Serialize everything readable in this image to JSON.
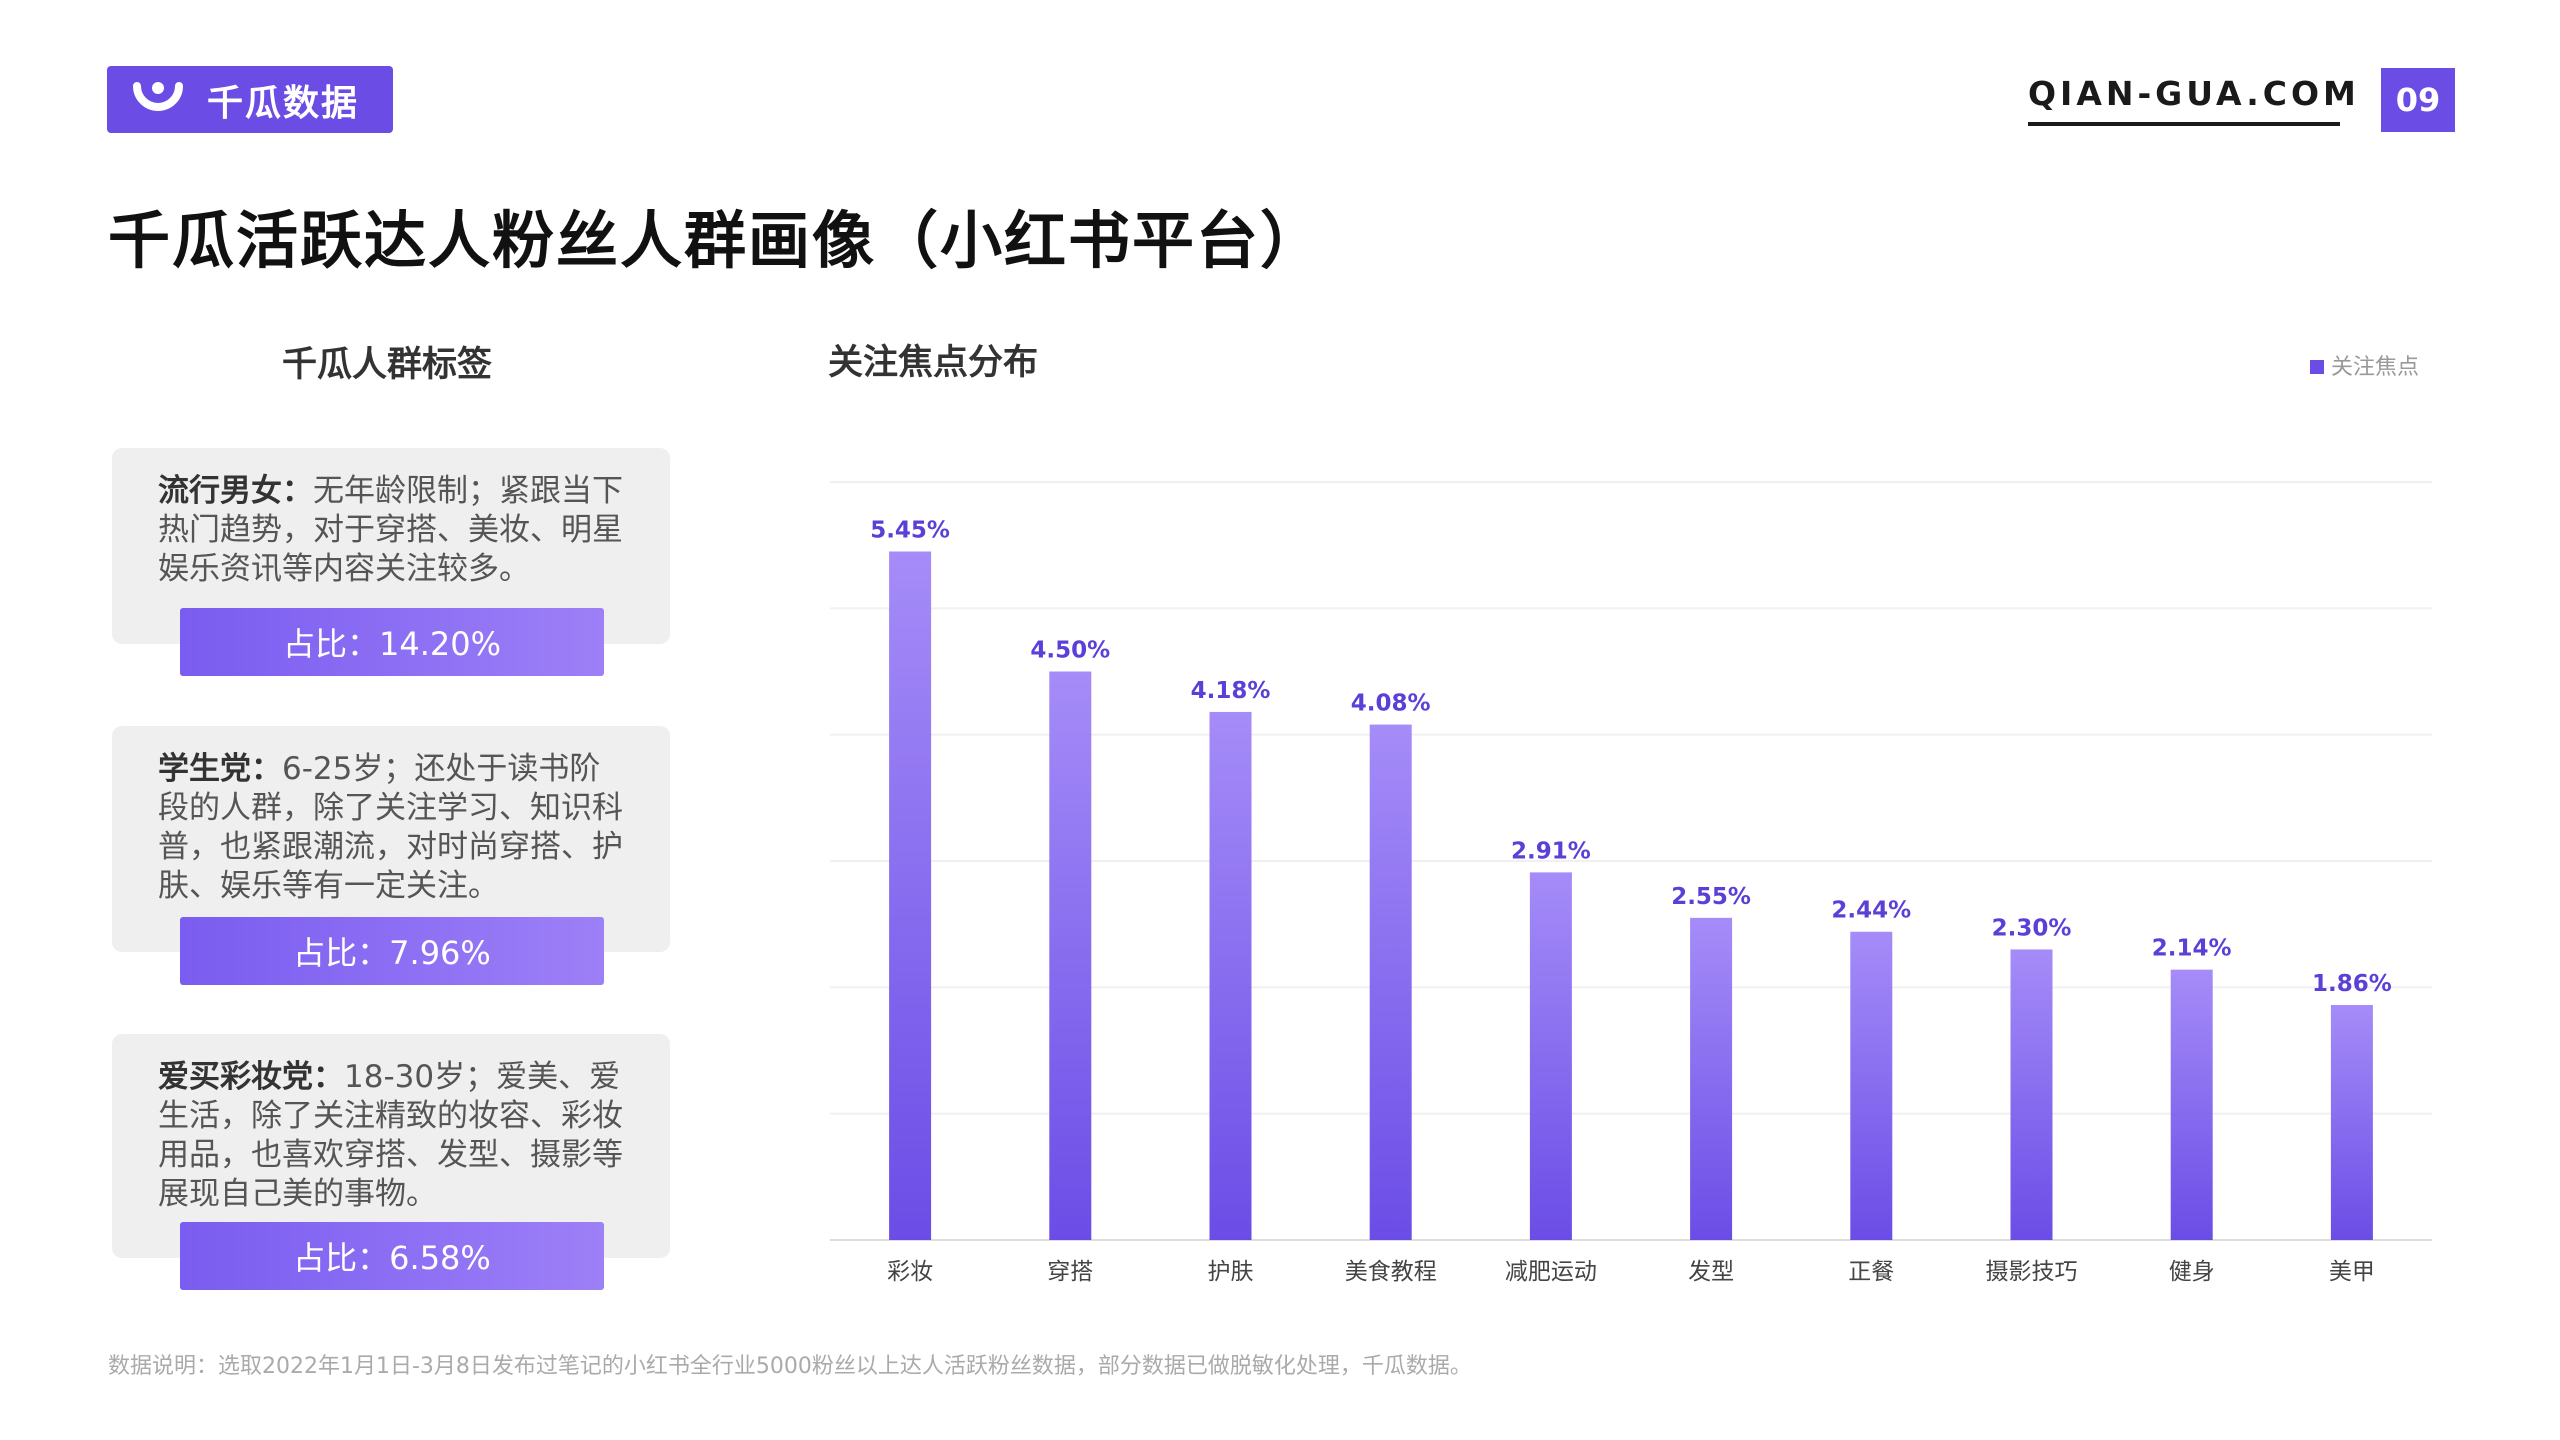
{
  "brand": {
    "logo_text": "千瓜数据",
    "site": "QIAN-GUA.COM",
    "page_number": "09"
  },
  "title": "千瓜活跃达人粉丝人群画像（小红书平台）",
  "tags": {
    "heading": "千瓜人群标签",
    "cards": [
      {
        "name": "流行男女：",
        "desc": "无年龄限制；紧跟当下热门趋势，对于穿搭、美妆、明星娱乐资讯等内容关注较多。",
        "share": "占比：14.20%"
      },
      {
        "name": "学生党：",
        "desc": "6-25岁；还处于读书阶段的人群，除了关注学习、知识科普，也紧跟潮流，对时尚穿搭、护肤、娱乐等有一定关注。",
        "share": "占比：7.96%"
      },
      {
        "name": "爱买彩妆党：",
        "desc": "18-30岁；爱美、爱生活，除了关注精致的妆容、彩妆用品，也喜欢穿搭、发型、摄影等展现自己美的事物。",
        "share": "占比：6.58%"
      }
    ]
  },
  "chart_title": "关注焦点分布",
  "chart_data": {
    "type": "bar",
    "categories": [
      "彩妆",
      "穿搭",
      "护肤",
      "美食教程",
      "减肥运动",
      "发型",
      "正餐",
      "摄影技巧",
      "健身",
      "美甲"
    ],
    "series": [
      {
        "name": "关注焦点",
        "values": [
          5.45,
          4.5,
          4.18,
          4.08,
          2.91,
          2.55,
          2.44,
          2.3,
          2.14,
          1.86
        ]
      }
    ],
    "data_labels": [
      "5.45%",
      "4.50%",
      "4.18%",
      "4.08%",
      "2.91%",
      "2.55%",
      "2.44%",
      "2.30%",
      "2.14%",
      "1.86%"
    ],
    "ylim": [
      0,
      6
    ],
    "grid": true,
    "legend_position": "top-right",
    "bar_color_top": "#a58cf8",
    "bar_color_bottom": "#6b4de6",
    "label_color": "#5b3fd6"
  },
  "note": "数据说明：选取2022年1月1日-3月8日发布过笔记的小红书全行业5000粉丝以上达人活跃粉丝数据，部分数据已做脱敏化处理，千瓜数据。"
}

——

- [What is asked]
From the listing above, pick out every line containing "desc".

- [Reply to the exercise]
        "desc": "无年龄限制；紧跟当下热门趋势，对于穿搭、美妆、明星娱乐资讯等内容关注较多。",
        "desc": "6-25岁；还处于读书阶段的人群，除了关注学习、知识科普，也紧跟潮流，对时尚穿搭、护肤、娱乐等有一定关注。",
        "desc": "18-30岁；爱美、爱生活，除了关注精致的妆容、彩妆用品，也喜欢穿搭、发型、摄影等展现自己美的事物。",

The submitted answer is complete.